Istruzione 1
Nell'intervista ad Asen Balikci, trasforma in un elenco puntato il paragrafo che inizia con "La sua famiglia si è poi spostata", mantenendone i fatti principali.
Istruzione 2
Elenca tutti i documentari di cui l'intervista ad Asen Balikci riporta il titolo.
Istruzione 3
Prosegui l'intervista ad Asen Balikci, riprendendo subito dopo l'ultima frase riportata.

Estratto scelto
▼▼▼

Bulgaria: verso l’Europa o verso il Bangladesh?
Tanya Mangalakova, nostra corrispondente da Sofia, ha intervistato l’antropologo Asen Balikci. Sulla Bulgaria, l’Europa ed il Bangladesh …
Asen Balikci è antropologo, sceneggiatore di film, documentarista e autore di numerose pubblicazioni sui temi dell’etnologia e della antropologia visiva. Durante gli anni ’60 ha condotto ricerche sugli eschimesi dell’artico canadese e girato dodici brevi documentari sulle loro tradizioni. Nel 1978 ha girato il documentario "I figli di Haji Omar" un’indagine sul nomadismo e la vita rurale tra i pastori pashtoon dell’Afghanistan. Tra il 1989 ed il 1991 si è invece concentrato su alcune ricerche in Siberia dove ha girato il documentario "La cronaca di Sereniki". Nel 1994 Asen Balikci si è ritirato dall’insegnamento presso l’Università di Montreal, Canada, ed è ritornato in Bulgaria, sua terra d’origine, per mettere a disposizione le sue competenze ed i suo sapere. Ma già dal 1992 aveva iniziato studi sui Pomachi nel sud-ovest della Bulgaria e sulla povertà dopo la fine del socialismo.
Se si dovesse descrivere la personalità dell’ormai anziano professore con due parole queste sarebbero nomade e cosmopolita. E’ un ricercatore dei popoli nomadi perché lui stesso è stato nomade. Ha viaggiato in tutto il mondo e vissuto in Canada, Stati Uniti ed Europa. Gli ho chiesto dell’origine del suo nome e mi ha risposto che è di origine turca. "Mio padre è originario della Macedonia egea, mia madre è nata in un villaggio della Tracia, nei pressi di Istanbul, sono puramente bulgari. Io sono nato ad Istanbul ed il mio cognome era Nikolov. Prima dello scoppio della guerra nel 1936 Mustafa Kemal Ataturk obbligò tutti i cittadini della Turchia ad adottare cognomi turchi. Anche questi fenomeni sono da considerare se si rintracciano le identità nei Balcani. Io sono bulgaro, non ho origine turca, ma ho un cognome turco".
La sua famiglia si è poi spostata in Bulgaria poco prima che scoppiasse la Seconda guerra mondiale. "Tra il 1938 ed il 1939 mio padre ci disse che ci sarebbe stato un massacro di cristiani e che avremmo abbandonato la Turchia per la Bulgaria per evitarlo. E’ questa la ragione per la quale ci siamo spostati. Poi il sei settembre del 1944 mio padre ci disse che ci sarebbe stato un massacro degli esnaf (artigiani), scappammo nuovamente e ad Istanbul ci imbarcammo per Marsiglia. Ricordo ancora le parole di mio padre "Scappa dai Balcani e non tornare mai più"".
Ho deciso di intervistare il professor Balikci dopo aver visto il suo documentario "Labirinti musulmani" girato in collaborazione con il regista Antoni Donchev nel villaggio di Breznitsa (nei monti Pirin, vicino ai monti Rodopi) nel 2002. Lo ho intervistato non appena rientrato da un viaggio di un mese nel villaggio di Tingvoong, nella regione di Hepcha Dzongu, India.

▲▲▲

Sezione dati
▼▼▼

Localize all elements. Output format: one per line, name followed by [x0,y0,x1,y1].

▲▲▲

Risultato 1
- Poco prima della Seconda guerra mondiale la famiglia si trasferì dalla Turchia in Bulgaria.
- Tra il 1938 e il 1939 il padre annunciò che ci sarebbe stato un massacro di cristiani e decise di lasciare la Turchia per evitarlo.
- Il 6 settembre 1944 il padre annunciò un massacro degli esnaf (artigiani). La famiglia fuggì di nuovo e si imbarcò a Istanbul per Marsiglia.
- Le parole del padre che Balikci ricorda ancora: "Scappa dai Balcani e non tornare mai più".

Risultato 2
- "I figli di Haji Omar"
- "La cronaca di Sereniki"
- "Labirinti musulmani"

Risultato 3
D. "Labirinti musulmani" è il vostro quarto documentario sui Pomachi del villaggio di Breznista. I vostri lavori precedenti sono stati ferocemente criticati. Vi aspettate che anche questo documentario subisca simili attacchi?
R. Tra il 1995 ed il 1996 ho girato tre documentari sui Pomachi. Grazie ad un laboratorio sul campo di antropologia visiva abbiamo formato sei giovani di Breznitsa, tra i quali bulgari, pomachi ed un rom a filmare la loro vita quotidiana con una telecamera. Con frammenti di questo girato abbiamo montato un documentario che è stato poi fatto vedere ad un festival di Saarbrucken, Germania. Il nostro desiderio era quello di dare un mezzo a questi ragazzi per esprimersi. La maggior parte degli abitanti di quei villaggi sono illetterati, ascoltano sempre in modo paziente ed obbediente: soffrono e se ne stanno in silenzio. Ma questo non significa che non siano capaci di utilizzare una videocamera per raccontare qualcosa. Tutt’altro. Le persone che ho incontrato nei villaggi del terzo mondo imparano in fretta e sono molto creative. La scrittura appartiene invece alla tradizione accademica. I libri vengono scritti a Parigi, Londra e New York. I nostri sforzi erano diretti a superare queste fortissime ineguaglianze. I documentari sono stati pesantemente criticati poiché sembravano poco professionali e poco sofisticati, qualcuno è arrivato a dire che non dovrebbero essere trasmessi perché non contribuiscono all’"arte". Ma l’approccio al quale siamo abituati è spesso una spaventosa neutralità rispetto all’esistente. Ma non arricchisce artisticamente la realtà sociale. Non ci sono belle riprese, c’è solo l’etnografia spoglia.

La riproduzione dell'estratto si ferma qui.